● **What is required**: Quote all lines below exactly. Images stay out.

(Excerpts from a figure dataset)
— Start —

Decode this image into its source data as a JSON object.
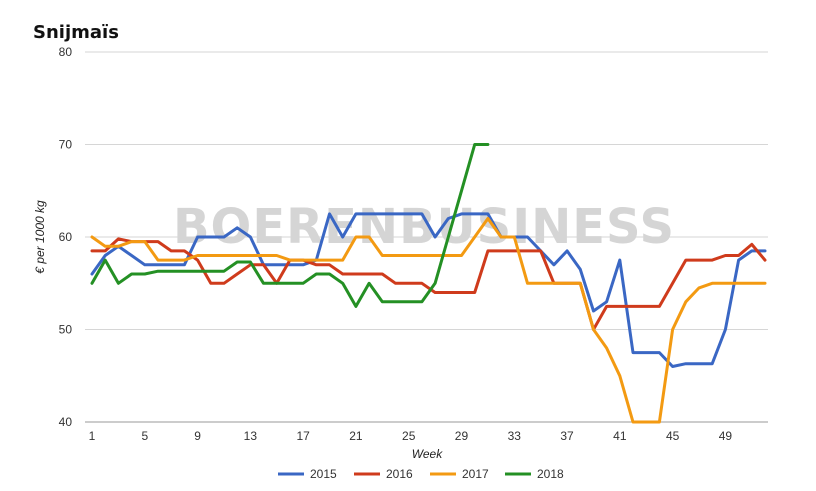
{
  "chart_data": {
    "type": "line",
    "title": "Snijmaïs",
    "xlabel": "Week",
    "ylabel": "€ per 1000 kg",
    "watermark": "BOERENBUSINESS",
    "ylim": [
      40,
      80
    ],
    "yticks": [
      40,
      50,
      60,
      70,
      80
    ],
    "xlim": [
      1,
      52
    ],
    "xticks": [
      1,
      5,
      9,
      13,
      17,
      21,
      25,
      29,
      33,
      37,
      41,
      45,
      49
    ],
    "grid": true,
    "legend_position": "bottom",
    "series": [
      {
        "name": "2015",
        "color": "#3a67c4",
        "x": [
          1,
          2,
          3,
          4,
          5,
          6,
          7,
          8,
          9,
          10,
          11,
          12,
          13,
          14,
          15,
          16,
          17,
          18,
          19,
          20,
          21,
          22,
          23,
          24,
          25,
          26,
          27,
          28,
          29,
          30,
          31,
          32,
          33,
          34,
          35,
          36,
          37,
          38,
          39,
          40,
          41,
          42,
          43,
          44,
          45,
          46,
          47,
          48,
          49,
          50,
          51,
          52
        ],
        "y": [
          56,
          58,
          59,
          58,
          57,
          57,
          57,
          57,
          60,
          60,
          60,
          61,
          60,
          57,
          57,
          57,
          57,
          57.5,
          62.5,
          60,
          62.5,
          62.5,
          62.5,
          62.5,
          62.5,
          62.5,
          60,
          62,
          62.5,
          62.5,
          62.5,
          60,
          60,
          60,
          58.5,
          57,
          58.5,
          56.5,
          52,
          53,
          57.5,
          47.5,
          47.5,
          47.5,
          46,
          46.3,
          46.3,
          46.3,
          50,
          57.5,
          58.5,
          58.5
        ]
      },
      {
        "name": "2016",
        "color": "#cf3b1c",
        "x": [
          1,
          2,
          3,
          4,
          5,
          6,
          7,
          8,
          9,
          10,
          11,
          12,
          13,
          14,
          15,
          16,
          17,
          18,
          19,
          20,
          21,
          22,
          23,
          24,
          25,
          26,
          27,
          28,
          29,
          30,
          31,
          32,
          33,
          34,
          35,
          36,
          37,
          38,
          39,
          40,
          41,
          42,
          43,
          44,
          45,
          46,
          47,
          48,
          49,
          50,
          51,
          52
        ],
        "y": [
          58.5,
          58.5,
          59.8,
          59.5,
          59.5,
          59.5,
          58.5,
          58.5,
          57.5,
          55,
          55,
          56,
          57,
          57,
          55,
          57.5,
          57.5,
          57,
          57,
          56,
          56,
          56,
          56,
          55,
          55,
          55,
          54,
          54,
          54,
          54,
          58.5,
          58.5,
          58.5,
          58.5,
          58.5,
          55,
          55,
          55,
          50,
          52.5,
          52.5,
          52.5,
          52.5,
          52.5,
          55,
          57.5,
          57.5,
          57.5,
          58,
          58,
          59.2,
          57.5
        ]
      },
      {
        "name": "2017",
        "color": "#f39a12",
        "x": [
          1,
          2,
          3,
          4,
          5,
          6,
          7,
          8,
          9,
          10,
          11,
          12,
          13,
          14,
          15,
          16,
          17,
          18,
          19,
          20,
          21,
          22,
          23,
          24,
          25,
          26,
          27,
          28,
          29,
          30,
          31,
          32,
          33,
          34,
          35,
          36,
          37,
          38,
          39,
          40,
          41,
          42,
          43,
          44,
          45,
          46,
          47,
          48,
          49,
          50,
          51,
          52
        ],
        "y": [
          60,
          59,
          59,
          59.5,
          59.5,
          57.5,
          57.5,
          57.5,
          58,
          58,
          58,
          58,
          58,
          58,
          58,
          57.5,
          57.5,
          57.5,
          57.5,
          57.5,
          60,
          60,
          58,
          58,
          58,
          58,
          58,
          58,
          58,
          60,
          62,
          60,
          60,
          55,
          55,
          55,
          55,
          55,
          50,
          48,
          45,
          40,
          40,
          40,
          50,
          53,
          54.5,
          55,
          55,
          55,
          55,
          55
        ]
      },
      {
        "name": "2018",
        "color": "#249024",
        "x": [
          1,
          2,
          3,
          4,
          5,
          6,
          7,
          8,
          9,
          10,
          11,
          12,
          13,
          14,
          15,
          16,
          17,
          18,
          19,
          20,
          21,
          22,
          23,
          24,
          25,
          26,
          27,
          28,
          29,
          30,
          31
        ],
        "y": [
          55,
          57.5,
          55,
          56,
          56,
          56.3,
          56.3,
          56.3,
          56.3,
          56.3,
          56.3,
          57.3,
          57.3,
          55,
          55,
          55,
          55,
          56,
          56,
          55,
          52.5,
          55,
          53,
          53,
          53,
          53,
          55,
          60,
          65,
          70,
          70
        ]
      }
    ]
  }
}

— End —

● **Solution for this problem**:
Decode this image into its source data as a JSON object.
{
  "chart_data": {
    "type": "line",
    "title": "Snijmaïs",
    "xlabel": "Week",
    "ylabel": "€ per 1000 kg",
    "watermark": "BOERENBUSINESS",
    "ylim": [
      40,
      80
    ],
    "yticks": [
      40,
      50,
      60,
      70,
      80
    ],
    "xlim": [
      1,
      52
    ],
    "xticks": [
      1,
      5,
      9,
      13,
      17,
      21,
      25,
      29,
      33,
      37,
      41,
      45,
      49
    ],
    "grid": true,
    "legend_position": "bottom",
    "series": [
      {
        "name": "2015",
        "color": "#3a67c4",
        "x": [
          1,
          2,
          3,
          4,
          5,
          6,
          7,
          8,
          9,
          10,
          11,
          12,
          13,
          14,
          15,
          16,
          17,
          18,
          19,
          20,
          21,
          22,
          23,
          24,
          25,
          26,
          27,
          28,
          29,
          30,
          31,
          32,
          33,
          34,
          35,
          36,
          37,
          38,
          39,
          40,
          41,
          42,
          43,
          44,
          45,
          46,
          47,
          48,
          49,
          50,
          51,
          52
        ],
        "y": [
          56,
          58,
          59,
          58,
          57,
          57,
          57,
          57,
          60,
          60,
          60,
          61,
          60,
          57,
          57,
          57,
          57,
          57.5,
          62.5,
          60,
          62.5,
          62.5,
          62.5,
          62.5,
          62.5,
          62.5,
          60,
          62,
          62.5,
          62.5,
          62.5,
          60,
          60,
          60,
          58.5,
          57,
          58.5,
          56.5,
          52,
          53,
          57.5,
          47.5,
          47.5,
          47.5,
          46,
          46.3,
          46.3,
          46.3,
          50,
          57.5,
          58.5,
          58.5
        ]
      },
      {
        "name": "2016",
        "color": "#cf3b1c",
        "x": [
          1,
          2,
          3,
          4,
          5,
          6,
          7,
          8,
          9,
          10,
          11,
          12,
          13,
          14,
          15,
          16,
          17,
          18,
          19,
          20,
          21,
          22,
          23,
          24,
          25,
          26,
          27,
          28,
          29,
          30,
          31,
          32,
          33,
          34,
          35,
          36,
          37,
          38,
          39,
          40,
          41,
          42,
          43,
          44,
          45,
          46,
          47,
          48,
          49,
          50,
          51,
          52
        ],
        "y": [
          58.5,
          58.5,
          59.8,
          59.5,
          59.5,
          59.5,
          58.5,
          58.5,
          57.5,
          55,
          55,
          56,
          57,
          57,
          55,
          57.5,
          57.5,
          57,
          57,
          56,
          56,
          56,
          56,
          55,
          55,
          55,
          54,
          54,
          54,
          54,
          58.5,
          58.5,
          58.5,
          58.5,
          58.5,
          55,
          55,
          55,
          50,
          52.5,
          52.5,
          52.5,
          52.5,
          52.5,
          55,
          57.5,
          57.5,
          57.5,
          58,
          58,
          59.2,
          57.5
        ]
      },
      {
        "name": "2017",
        "color": "#f39a12",
        "x": [
          1,
          2,
          3,
          4,
          5,
          6,
          7,
          8,
          9,
          10,
          11,
          12,
          13,
          14,
          15,
          16,
          17,
          18,
          19,
          20,
          21,
          22,
          23,
          24,
          25,
          26,
          27,
          28,
          29,
          30,
          31,
          32,
          33,
          34,
          35,
          36,
          37,
          38,
          39,
          40,
          41,
          42,
          43,
          44,
          45,
          46,
          47,
          48,
          49,
          50,
          51,
          52
        ],
        "y": [
          60,
          59,
          59,
          59.5,
          59.5,
          57.5,
          57.5,
          57.5,
          58,
          58,
          58,
          58,
          58,
          58,
          58,
          57.5,
          57.5,
          57.5,
          57.5,
          57.5,
          60,
          60,
          58,
          58,
          58,
          58,
          58,
          58,
          58,
          60,
          62,
          60,
          60,
          55,
          55,
          55,
          55,
          55,
          50,
          48,
          45,
          40,
          40,
          40,
          50,
          53,
          54.5,
          55,
          55,
          55,
          55,
          55
        ]
      },
      {
        "name": "2018",
        "color": "#249024",
        "x": [
          1,
          2,
          3,
          4,
          5,
          6,
          7,
          8,
          9,
          10,
          11,
          12,
          13,
          14,
          15,
          16,
          17,
          18,
          19,
          20,
          21,
          22,
          23,
          24,
          25,
          26,
          27,
          28,
          29,
          30,
          31
        ],
        "y": [
          55,
          57.5,
          55,
          56,
          56,
          56.3,
          56.3,
          56.3,
          56.3,
          56.3,
          56.3,
          57.3,
          57.3,
          55,
          55,
          55,
          55,
          56,
          56,
          55,
          52.5,
          55,
          53,
          53,
          53,
          53,
          55,
          60,
          65,
          70,
          70
        ]
      }
    ]
  }
}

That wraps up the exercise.